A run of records
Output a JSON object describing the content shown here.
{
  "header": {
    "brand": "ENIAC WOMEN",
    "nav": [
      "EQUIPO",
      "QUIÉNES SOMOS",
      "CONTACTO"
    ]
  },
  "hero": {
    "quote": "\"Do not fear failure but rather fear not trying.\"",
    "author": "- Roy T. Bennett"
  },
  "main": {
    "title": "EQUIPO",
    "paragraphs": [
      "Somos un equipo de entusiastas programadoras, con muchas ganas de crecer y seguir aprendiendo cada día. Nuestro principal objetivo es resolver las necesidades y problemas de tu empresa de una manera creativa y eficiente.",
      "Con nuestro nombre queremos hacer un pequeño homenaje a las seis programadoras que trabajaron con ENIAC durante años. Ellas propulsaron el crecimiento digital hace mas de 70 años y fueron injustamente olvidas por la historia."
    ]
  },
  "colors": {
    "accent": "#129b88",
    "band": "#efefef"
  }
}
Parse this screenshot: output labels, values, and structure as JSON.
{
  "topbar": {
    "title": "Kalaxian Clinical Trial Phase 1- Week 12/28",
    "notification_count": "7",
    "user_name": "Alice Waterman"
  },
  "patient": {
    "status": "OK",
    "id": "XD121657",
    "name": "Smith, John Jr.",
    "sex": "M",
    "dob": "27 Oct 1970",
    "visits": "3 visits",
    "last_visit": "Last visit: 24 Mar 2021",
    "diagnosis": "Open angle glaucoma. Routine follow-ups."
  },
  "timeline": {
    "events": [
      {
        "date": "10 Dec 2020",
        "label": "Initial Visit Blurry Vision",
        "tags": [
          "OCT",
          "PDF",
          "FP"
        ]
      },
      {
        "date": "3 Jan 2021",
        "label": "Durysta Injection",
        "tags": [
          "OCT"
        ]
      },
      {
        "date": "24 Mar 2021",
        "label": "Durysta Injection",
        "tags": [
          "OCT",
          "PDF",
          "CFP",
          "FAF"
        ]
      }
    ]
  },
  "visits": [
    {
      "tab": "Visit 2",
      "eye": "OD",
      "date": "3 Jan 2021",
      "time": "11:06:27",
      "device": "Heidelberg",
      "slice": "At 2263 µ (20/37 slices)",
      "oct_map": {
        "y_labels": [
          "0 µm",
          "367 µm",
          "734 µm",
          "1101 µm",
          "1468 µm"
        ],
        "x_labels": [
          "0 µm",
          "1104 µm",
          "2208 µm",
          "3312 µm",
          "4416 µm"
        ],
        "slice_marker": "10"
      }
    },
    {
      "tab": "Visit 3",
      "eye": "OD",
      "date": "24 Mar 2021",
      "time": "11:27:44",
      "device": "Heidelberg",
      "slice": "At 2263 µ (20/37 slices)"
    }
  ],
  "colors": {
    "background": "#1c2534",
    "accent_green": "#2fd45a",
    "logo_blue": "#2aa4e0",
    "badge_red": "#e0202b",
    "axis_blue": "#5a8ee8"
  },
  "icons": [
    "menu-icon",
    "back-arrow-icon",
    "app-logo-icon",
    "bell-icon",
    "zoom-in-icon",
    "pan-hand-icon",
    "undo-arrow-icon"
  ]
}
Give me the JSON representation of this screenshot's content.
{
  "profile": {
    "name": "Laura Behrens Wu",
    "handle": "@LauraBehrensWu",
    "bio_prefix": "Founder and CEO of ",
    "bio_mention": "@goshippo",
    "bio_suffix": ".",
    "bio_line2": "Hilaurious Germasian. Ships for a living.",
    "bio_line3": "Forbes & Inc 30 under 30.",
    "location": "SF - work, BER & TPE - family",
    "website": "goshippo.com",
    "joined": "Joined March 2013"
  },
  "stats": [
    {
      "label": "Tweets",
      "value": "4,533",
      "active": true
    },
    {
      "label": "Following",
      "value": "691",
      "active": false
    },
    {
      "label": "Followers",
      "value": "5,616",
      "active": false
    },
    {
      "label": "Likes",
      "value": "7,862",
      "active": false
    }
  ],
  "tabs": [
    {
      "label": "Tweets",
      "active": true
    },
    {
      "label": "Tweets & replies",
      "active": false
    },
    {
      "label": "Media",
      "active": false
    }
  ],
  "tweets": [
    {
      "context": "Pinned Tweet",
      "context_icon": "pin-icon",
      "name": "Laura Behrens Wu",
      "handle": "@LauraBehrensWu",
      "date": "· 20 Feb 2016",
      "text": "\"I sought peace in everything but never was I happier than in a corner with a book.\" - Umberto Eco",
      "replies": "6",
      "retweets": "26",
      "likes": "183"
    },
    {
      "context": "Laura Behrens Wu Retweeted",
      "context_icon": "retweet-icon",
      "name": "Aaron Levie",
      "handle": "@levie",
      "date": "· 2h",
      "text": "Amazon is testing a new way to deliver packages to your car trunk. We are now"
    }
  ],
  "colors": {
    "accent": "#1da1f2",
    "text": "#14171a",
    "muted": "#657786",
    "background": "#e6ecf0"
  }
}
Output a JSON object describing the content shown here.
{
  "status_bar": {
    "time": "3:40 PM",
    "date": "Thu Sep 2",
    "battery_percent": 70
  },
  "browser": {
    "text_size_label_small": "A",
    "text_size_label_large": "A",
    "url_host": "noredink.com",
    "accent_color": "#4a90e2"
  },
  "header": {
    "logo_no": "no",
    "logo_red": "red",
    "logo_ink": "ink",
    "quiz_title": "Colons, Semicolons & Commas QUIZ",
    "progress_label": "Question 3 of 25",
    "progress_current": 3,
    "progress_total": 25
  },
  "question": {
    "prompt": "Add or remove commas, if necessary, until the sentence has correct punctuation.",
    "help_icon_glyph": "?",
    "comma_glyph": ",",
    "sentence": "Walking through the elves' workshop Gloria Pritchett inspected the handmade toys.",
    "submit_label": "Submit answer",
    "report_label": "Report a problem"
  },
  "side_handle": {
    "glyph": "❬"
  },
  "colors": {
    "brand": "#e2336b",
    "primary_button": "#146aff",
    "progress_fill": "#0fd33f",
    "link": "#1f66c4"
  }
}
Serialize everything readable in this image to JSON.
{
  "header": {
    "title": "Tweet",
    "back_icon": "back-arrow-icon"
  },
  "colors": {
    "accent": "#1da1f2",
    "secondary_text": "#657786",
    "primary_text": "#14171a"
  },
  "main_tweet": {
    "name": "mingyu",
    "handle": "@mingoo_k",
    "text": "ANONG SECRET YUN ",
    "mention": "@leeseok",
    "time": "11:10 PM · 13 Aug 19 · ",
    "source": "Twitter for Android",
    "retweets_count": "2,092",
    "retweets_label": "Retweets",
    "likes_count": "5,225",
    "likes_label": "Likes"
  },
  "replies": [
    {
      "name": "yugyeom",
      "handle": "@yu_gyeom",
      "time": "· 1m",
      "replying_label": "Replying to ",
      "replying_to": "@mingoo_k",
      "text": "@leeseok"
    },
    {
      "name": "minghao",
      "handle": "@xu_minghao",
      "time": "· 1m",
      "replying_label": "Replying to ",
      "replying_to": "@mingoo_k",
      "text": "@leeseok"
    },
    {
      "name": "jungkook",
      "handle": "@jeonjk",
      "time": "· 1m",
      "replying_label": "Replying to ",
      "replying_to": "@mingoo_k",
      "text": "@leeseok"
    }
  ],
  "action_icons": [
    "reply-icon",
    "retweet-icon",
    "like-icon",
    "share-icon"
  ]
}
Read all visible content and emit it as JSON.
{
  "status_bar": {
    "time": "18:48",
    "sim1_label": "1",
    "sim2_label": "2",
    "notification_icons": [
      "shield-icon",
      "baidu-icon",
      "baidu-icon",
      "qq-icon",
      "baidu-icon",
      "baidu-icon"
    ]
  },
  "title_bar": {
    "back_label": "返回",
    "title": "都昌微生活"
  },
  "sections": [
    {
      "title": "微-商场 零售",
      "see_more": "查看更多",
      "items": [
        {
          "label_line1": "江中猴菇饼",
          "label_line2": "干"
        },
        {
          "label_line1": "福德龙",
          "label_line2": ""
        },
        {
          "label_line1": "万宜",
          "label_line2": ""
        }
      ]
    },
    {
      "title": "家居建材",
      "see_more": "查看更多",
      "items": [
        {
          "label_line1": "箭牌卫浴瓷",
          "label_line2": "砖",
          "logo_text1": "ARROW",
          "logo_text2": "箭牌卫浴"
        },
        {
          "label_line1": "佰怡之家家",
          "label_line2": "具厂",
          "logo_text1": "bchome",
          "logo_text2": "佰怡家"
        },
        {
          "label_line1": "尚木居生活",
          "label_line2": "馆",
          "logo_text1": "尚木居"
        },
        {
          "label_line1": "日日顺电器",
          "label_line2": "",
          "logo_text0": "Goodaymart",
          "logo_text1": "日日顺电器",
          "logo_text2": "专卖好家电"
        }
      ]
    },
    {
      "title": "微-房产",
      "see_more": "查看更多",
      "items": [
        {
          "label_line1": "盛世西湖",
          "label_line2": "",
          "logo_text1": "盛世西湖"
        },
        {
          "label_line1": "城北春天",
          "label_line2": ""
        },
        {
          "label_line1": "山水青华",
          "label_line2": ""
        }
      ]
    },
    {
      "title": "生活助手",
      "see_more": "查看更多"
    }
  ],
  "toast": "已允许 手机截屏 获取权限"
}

→ WRITTEN EXERCISE
Which lines include the word "LauraBehrensWu"? Copy every one of them.

→ EXPECTED OUTPUT
    "handle": "@LauraBehrensWu",
      "handle": "@LauraBehrensWu",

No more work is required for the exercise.